* start *
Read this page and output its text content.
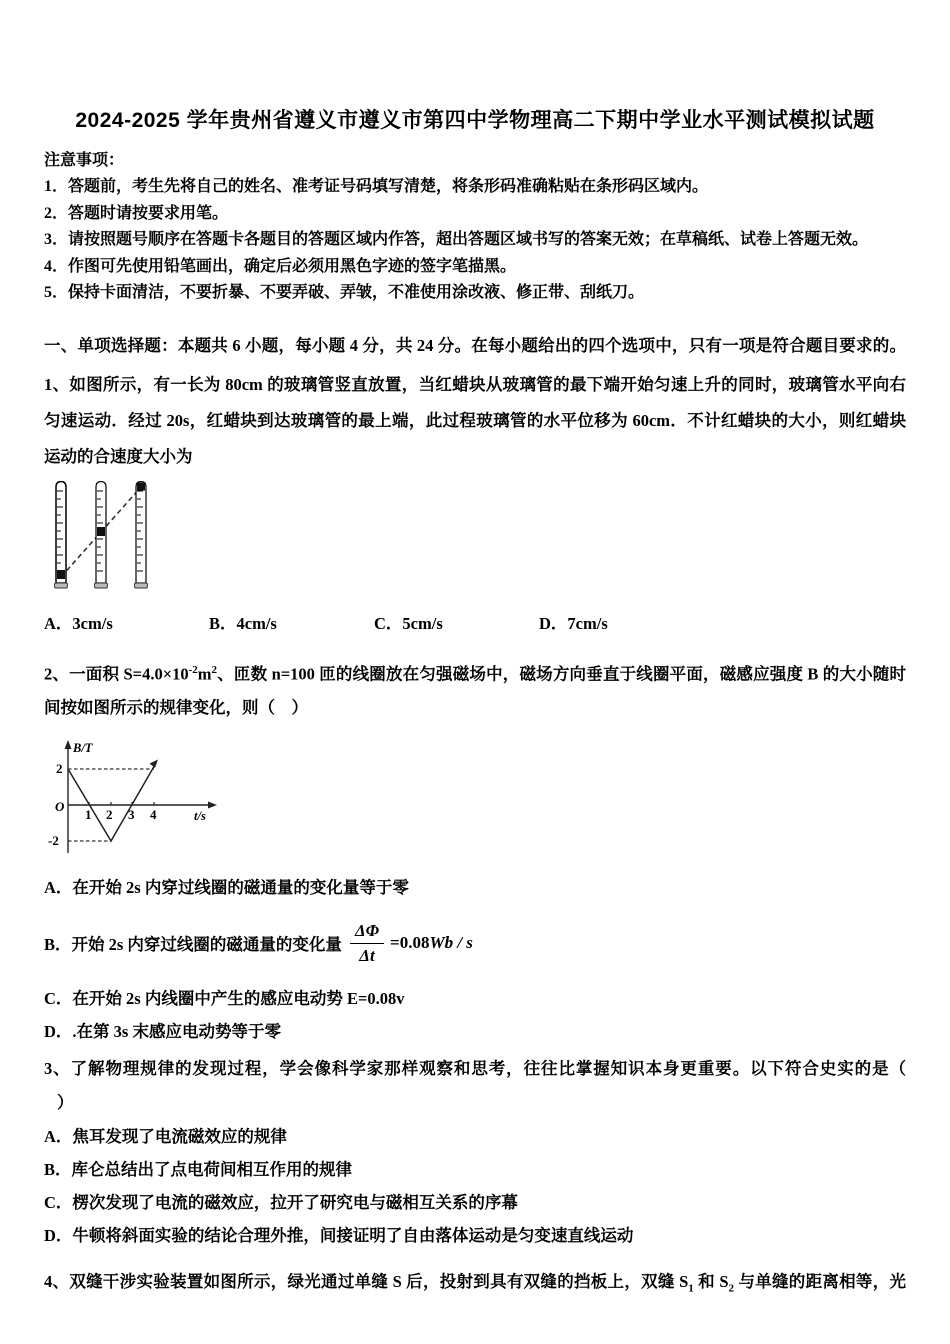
2024-2025 学年贵州省遵义市遵义市第四中学物理高二下期中学业水平测试模拟试题
注意事项：
1．答题前，考生先将自己的姓名、准考证号码填写清楚，将条形码准确粘贴在条形码区域内。
2．答题时请按要求用笔。
3．请按照题号顺序在答题卡各题目的答题区域内作答，超出答题区域书写的答案无效；在草稿纸、试卷上答题无效。
4．作图可先使用铅笔画出，确定后必须用黑色字迹的签字笔描黑。
5．保持卡面清洁，不要折暴、不要弄破、弄皱，不准使用涂改液、修正带、刮纸刀。
一、单项选择题：本题共 6 小题，每小题 4 分，共 24 分。在每小题给出的四个选项中，只有一项是符合题目要求的。
1、如图所示，有一长为 80cm 的玻璃管竖直放置，当红蜡块从玻璃管的最下端开始匀速上升的同时，玻璃管水平向右
匀速运动．经过 20s，红蜡块到达玻璃管的最上端，此过程玻璃管的水平位移为 60cm．不计红蜡块的大小，则红蜡块
运动的合速度大小为
A．3cm/s	B．4cm/s	C．5cm/s	D．7cm/s
2、一面积 $S=4.0\times 10^{-2}m^2$、匝数 n=100 匝的线圈放在匀强磁场中，磁场方向垂直于线圈平面，磁感应强度 B 的大小随时
间按如图所示的规律变化，则（　）
B/T
t/s
O
2
-2
1 2 3 4
A．在开始 2s 内穿过线圈的磁通量的变化量等于零
B．开始 2s 内穿过线圈的磁通量的变化量 $\frac{\Delta\Phi}{\Delta t} =0.08$ Wb / s
C．在开始 2s 内线圈中产生的感应电动势 E=0.08v
D．.在第 3s 末感应电动势等于零
3、了解物理规律的发现过程，学会像科学家那样观察和思考，往往比掌握知识本身更重要。以下符合史实的是（
）
A．焦耳发现了电流磁效应的规律
B．库仑总结出了点电荷间相互作用的规律
C．楞次发现了电流的磁效应，拉开了研究电与磁相互关系的序幕
D．牛顿将斜面实验的结论合理外推，间接证明了自由落体运动是匀变速直线运动
4、双缝干涉实验装置如图所示，绿光通过单缝 S 后，投射到具有双缝的挡板上，双缝 $S_1$ 和 $S_2$ 与单缝的距离相等，光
* end *
* _Work to complete_:
Could you reproduce every record above exactly, leaving out the pictures?

* _Response to the exercise_:
Read this page and output its text content.
2024-2025 学年贵州省遵义市遵义市第四中学物理高二下期中学业水平测试模拟试题
注意事项：
1．答题前，考生先将自己的姓名、准考证号码填写清楚，将条形码准确粘贴在条形码区域内。
2．答题时请按要求用笔。
3．请按照题号顺序在答题卡各题目的答题区域内作答，超出答题区域书写的答案无效；在草稿纸、试卷上答题无效。
4．作图可先使用铅笔画出，确定后必须用黑色字迹的签字笔描黑。
5．保持卡面清洁，不要折暴、不要弄破、弄皱，不准使用涂改液、修正带、刮纸刀。
一、单项选择题：本题共 6 小题，每小题 4 分，共 24 分。在每小题给出的四个选项中，只有一项是符合题目要求的。
1、如图所示，有一长为 80cm 的玻璃管竖直放置，当红蜡块从玻璃管的最下端开始匀速上升的同时，玻璃管水平向右
匀速运动．经过 20s，红蜡块到达玻璃管的最上端，此过程玻璃管的水平位移为 60cm．不计红蜡块的大小，则红蜡块
运动的合速度大小为
A．3cm/s	B．4cm/s	C．5cm/s	D．7cm/s
2、一面积 $S=4.0\times 10^{-2}m^2$、匝数 n=100 匝的线圈放在匀强磁场中，磁场方向垂直于线圈平面，磁感应强度 B 的大小随时
间按如图所示的规律变化，则（　）
B/T
t/s
O
2
-2
1 2 3 4
A．在开始 2s 内穿过线圈的磁通量的变化量等于零
B．开始 2s 内穿过线圈的磁通量的变化量 $\frac{\Delta\Phi}{\Delta t} =0.08$ Wb / s
C．在开始 2s 内线圈中产生的感应电动势 E=0.08v
D．.在第 3s 末感应电动势等于零
3、了解物理规律的发现过程，学会像科学家那样观察和思考，往往比掌握知识本身更重要。以下符合史实的是（
）
A．焦耳发现了电流磁效应的规律
B．库仑总结出了点电荷间相互作用的规律
C．楞次发现了电流的磁效应，拉开了研究电与磁相互关系的序幕
D．牛顿将斜面实验的结论合理外推，间接证明了自由落体运动是匀变速直线运动
4、双缝干涉实验装置如图所示，绿光通过单缝 S 后，投射到具有双缝的挡板上，双缝 $S_1$ 和 $S_2$ 与单缝的距离相等，光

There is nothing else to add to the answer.